▶ SHORT PROBLEM
Each entry needs to be restated exactly as written.

▼▼▼

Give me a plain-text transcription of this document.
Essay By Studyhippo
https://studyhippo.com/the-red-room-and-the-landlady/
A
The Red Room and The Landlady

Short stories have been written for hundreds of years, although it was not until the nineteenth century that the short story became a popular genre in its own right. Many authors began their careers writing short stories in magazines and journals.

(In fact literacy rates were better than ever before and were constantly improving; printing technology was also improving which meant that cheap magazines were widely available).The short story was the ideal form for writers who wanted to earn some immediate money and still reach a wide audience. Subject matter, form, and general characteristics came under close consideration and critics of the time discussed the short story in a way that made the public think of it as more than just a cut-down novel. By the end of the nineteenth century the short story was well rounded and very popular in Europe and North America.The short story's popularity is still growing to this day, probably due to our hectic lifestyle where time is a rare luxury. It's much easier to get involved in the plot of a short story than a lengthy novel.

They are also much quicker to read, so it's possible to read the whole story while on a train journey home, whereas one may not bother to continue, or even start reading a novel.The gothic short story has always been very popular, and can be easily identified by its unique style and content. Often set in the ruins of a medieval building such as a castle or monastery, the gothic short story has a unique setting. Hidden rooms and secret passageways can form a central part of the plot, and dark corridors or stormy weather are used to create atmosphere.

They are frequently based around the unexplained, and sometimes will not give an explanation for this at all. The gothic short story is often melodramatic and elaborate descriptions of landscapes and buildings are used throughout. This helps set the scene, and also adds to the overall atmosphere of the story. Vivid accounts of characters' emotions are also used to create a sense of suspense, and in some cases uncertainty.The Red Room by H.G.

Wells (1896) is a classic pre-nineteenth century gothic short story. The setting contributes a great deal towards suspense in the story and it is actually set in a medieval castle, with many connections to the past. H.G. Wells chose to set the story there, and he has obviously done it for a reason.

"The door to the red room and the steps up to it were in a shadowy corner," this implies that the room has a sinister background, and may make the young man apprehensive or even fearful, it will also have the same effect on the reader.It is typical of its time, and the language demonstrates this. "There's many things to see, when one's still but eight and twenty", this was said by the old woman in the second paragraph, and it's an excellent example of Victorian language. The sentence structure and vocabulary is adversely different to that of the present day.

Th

▲▲▲

▶ RIGHT ANSWER
Give me a plain-text transcription of this document.
Essay By Studyhippo
https://studyhippo.com/the-red-room-and-the-landlady/
A
The Red Room and The Landlady

Short stories have been written for hundreds of years, although it was not until the nineteenth century that the short story became a popular genre in its own right. Many authors began their careers writing short stories in magazines and journals.

(In fact literacy rates were better than ever before and were constantly improving; printing technology was also improving which meant that cheap magazines were widely available).The short story was the ideal form for writers who wanted to earn some immediate money and still reach a wide audience. Subject matter, form, and general characteristics came under close consideration and critics of the time discussed the short story in a way that made the public think of it as more than just a cut-down novel. By the end of the nineteenth century the short story was well rounded and very popular in Europe and North America.The short story's popularity is still growing to this day, probably due to our hectic lifestyle where time is a rare luxury. It's much easier to get involved in the plot of a short story than a lengthy novel.

They are also much quicker to read, so it's possible to read the whole story while on a train journey home, whereas one may not bother to continue, or even start reading a novel.The gothic short story has always been very popular, and can be easily identified by its unique style and content. Often set in the ruins of a medieval building such as a castle or monastery, the gothic short story has a unique setting. Hidden rooms and secret passageways can form a central part of the plot, and dark corridors or stormy weather are used to create atmosphere.

They are frequently based around the unexplained, and sometimes will not give an explanation for this at all. The gothic short story is often melodramatic and elaborate descriptions of landscapes and buildings are used throughout. This helps set the scene, and also adds to the overall atmosphere of the story. Vivid accounts of characters' emotions are also used to create a sense of suspense, and in some cases uncertainty.The Red Room by H.G.

Wells (1896) is a classic pre-nineteenth century gothic short story. The setting contributes a great deal towards suspense in the story and it is actually set in a medieval castle, with many connections to the past. H.G. Wells chose to set the story there, and he has obviously done it for a reason.

"The door to the red room and the steps up to it were in a shadowy corner," this implies that the room has a sinister background, and may make the young man apprehensive or even fearful, it will also have the same effect on the reader.It is typical of its time, and the language demonstrates this. "There's many things to see, when one's still but eight and twenty", this was said by the old woman in the second paragraph, and it's an excellent example of Victorian language. The sentence structure and vocabulary is adversely different to that of the present day.

Th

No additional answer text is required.